▸ **WRITTEN INSTRUCTION**: Set down each entry from the block beneath, exactly as written.

▸ **SUPPLIED DATA**:

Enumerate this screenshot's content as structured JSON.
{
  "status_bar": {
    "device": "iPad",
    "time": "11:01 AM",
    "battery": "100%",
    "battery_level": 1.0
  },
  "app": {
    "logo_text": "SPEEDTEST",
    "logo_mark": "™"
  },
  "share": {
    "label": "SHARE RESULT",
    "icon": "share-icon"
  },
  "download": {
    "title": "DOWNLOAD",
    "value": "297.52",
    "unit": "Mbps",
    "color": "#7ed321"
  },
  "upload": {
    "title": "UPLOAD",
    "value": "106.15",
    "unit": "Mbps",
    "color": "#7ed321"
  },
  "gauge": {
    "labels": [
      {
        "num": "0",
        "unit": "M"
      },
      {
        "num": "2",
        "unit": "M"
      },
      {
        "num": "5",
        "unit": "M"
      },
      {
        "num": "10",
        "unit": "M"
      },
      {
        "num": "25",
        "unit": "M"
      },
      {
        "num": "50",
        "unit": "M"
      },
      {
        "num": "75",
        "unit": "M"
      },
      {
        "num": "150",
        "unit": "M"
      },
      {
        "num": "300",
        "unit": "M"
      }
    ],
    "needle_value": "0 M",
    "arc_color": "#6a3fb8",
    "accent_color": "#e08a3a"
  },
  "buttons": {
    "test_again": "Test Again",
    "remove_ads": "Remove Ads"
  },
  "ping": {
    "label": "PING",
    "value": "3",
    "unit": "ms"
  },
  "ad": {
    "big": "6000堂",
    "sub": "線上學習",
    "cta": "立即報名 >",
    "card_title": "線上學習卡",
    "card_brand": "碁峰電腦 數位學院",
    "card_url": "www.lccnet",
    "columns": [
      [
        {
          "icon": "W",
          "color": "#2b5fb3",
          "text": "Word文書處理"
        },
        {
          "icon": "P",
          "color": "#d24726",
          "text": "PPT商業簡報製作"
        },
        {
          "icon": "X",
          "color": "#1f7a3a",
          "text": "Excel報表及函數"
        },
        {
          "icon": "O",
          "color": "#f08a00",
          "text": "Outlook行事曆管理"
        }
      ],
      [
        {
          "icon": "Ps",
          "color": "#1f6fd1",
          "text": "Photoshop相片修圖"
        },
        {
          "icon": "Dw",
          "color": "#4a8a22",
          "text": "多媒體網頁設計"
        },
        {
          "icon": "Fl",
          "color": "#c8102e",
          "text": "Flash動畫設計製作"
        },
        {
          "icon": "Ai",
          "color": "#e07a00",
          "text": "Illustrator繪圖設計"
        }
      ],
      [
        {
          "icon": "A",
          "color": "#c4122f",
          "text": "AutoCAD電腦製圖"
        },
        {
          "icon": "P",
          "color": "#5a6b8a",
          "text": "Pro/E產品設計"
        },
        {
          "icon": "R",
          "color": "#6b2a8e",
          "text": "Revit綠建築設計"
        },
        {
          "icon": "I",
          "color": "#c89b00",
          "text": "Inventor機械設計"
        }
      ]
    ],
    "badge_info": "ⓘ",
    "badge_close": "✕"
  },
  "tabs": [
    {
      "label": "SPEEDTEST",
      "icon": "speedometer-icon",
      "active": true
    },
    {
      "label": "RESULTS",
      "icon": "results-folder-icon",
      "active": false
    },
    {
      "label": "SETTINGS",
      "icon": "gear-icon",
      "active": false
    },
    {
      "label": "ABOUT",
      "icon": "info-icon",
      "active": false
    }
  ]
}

▸ **RESPONSE TO THE EXERCISE**:
Enumerate this screenshot's content as structured JSON.
{
  "status_bar": {
    "device": "iPad",
    "time": "11:01 AM",
    "battery": "100%",
    "battery_level": 1.0
  },
  "app": {
    "logo_text": "SPEEDTEST",
    "logo_mark": "™"
  },
  "share": {
    "label": "SHARE RESULT",
    "icon": "share-icon"
  },
  "download": {
    "title": "DOWNLOAD",
    "value": "297.52",
    "unit": "Mbps",
    "color": "#7ed321"
  },
  "upload": {
    "title": "UPLOAD",
    "value": "106.15",
    "unit": "Mbps",
    "color": "#7ed321"
  },
  "gauge": {
    "labels": [
      {
        "num": "0",
        "unit": "M"
      },
      {
        "num": "2",
        "unit": "M"
      },
      {
        "num": "5",
        "unit": "M"
      },
      {
        "num": "10",
        "unit": "M"
      },
      {
        "num": "25",
        "unit": "M"
      },
      {
        "num": "50",
        "unit": "M"
      },
      {
        "num": "75",
        "unit": "M"
      },
      {
        "num": "150",
        "unit": "M"
      },
      {
        "num": "300",
        "unit": "M"
      }
    ],
    "needle_value": "0 M",
    "arc_color": "#6a3fb8",
    "accent_color": "#e08a3a"
  },
  "buttons": {
    "test_again": "Test Again",
    "remove_ads": "Remove Ads"
  },
  "ping": {
    "label": "PING",
    "value": "3",
    "unit": "ms"
  },
  "ad": {
    "big": "6000堂",
    "sub": "線上學習",
    "cta": "立即報名 >",
    "card_title": "線上學習卡",
    "card_brand": "碁峰電腦 數位學院",
    "card_url": "www.lccnet",
    "columns": [
      [
        {
          "icon": "W",
          "color": "#2b5fb3",
          "text": "Word文書處理"
        },
        {
          "icon": "P",
          "color": "#d24726",
          "text": "PPT商業簡報製作"
        },
        {
          "icon": "X",
          "color": "#1f7a3a",
          "text": "Excel報表及函數"
        },
        {
          "icon": "O",
          "color": "#f08a00",
          "text": "Outlook行事曆管理"
        }
      ],
      [
        {
          "icon": "Ps",
          "color": "#1f6fd1",
          "text": "Photoshop相片修圖"
        },
        {
          "icon": "Dw",
          "color": "#4a8a22",
          "text": "多媒體網頁設計"
        },
        {
          "icon": "Fl",
          "color": "#c8102e",
          "text": "Flash動畫設計製作"
        },
        {
          "icon": "Ai",
          "color": "#e07a00",
          "text": "Illustrator繪圖設計"
        }
      ],
      [
        {
          "icon": "A",
          "color": "#c4122f",
          "text": "AutoCAD電腦製圖"
        },
        {
          "icon": "P",
          "color": "#5a6b8a",
          "text": "Pro/E產品設計"
        },
        {
          "icon": "R",
          "color": "#6b2a8e",
          "text": "Revit綠建築設計"
        },
        {
          "icon": "I",
          "color": "#c89b00",
          "text": "Inventor機械設計"
        }
      ]
    ],
    "badge_info": "ⓘ",
    "badge_close": "✕"
  },
  "tabs": [
    {
      "label": "SPEEDTEST",
      "icon": "speedometer-icon",
      "active": true
    },
    {
      "label": "RESULTS",
      "icon": "results-folder-icon",
      "active": false
    },
    {
      "label": "SETTINGS",
      "icon": "gear-icon",
      "active": false
    },
    {
      "label": "ABOUT",
      "icon": "info-icon",
      "active": false
    }
  ]
}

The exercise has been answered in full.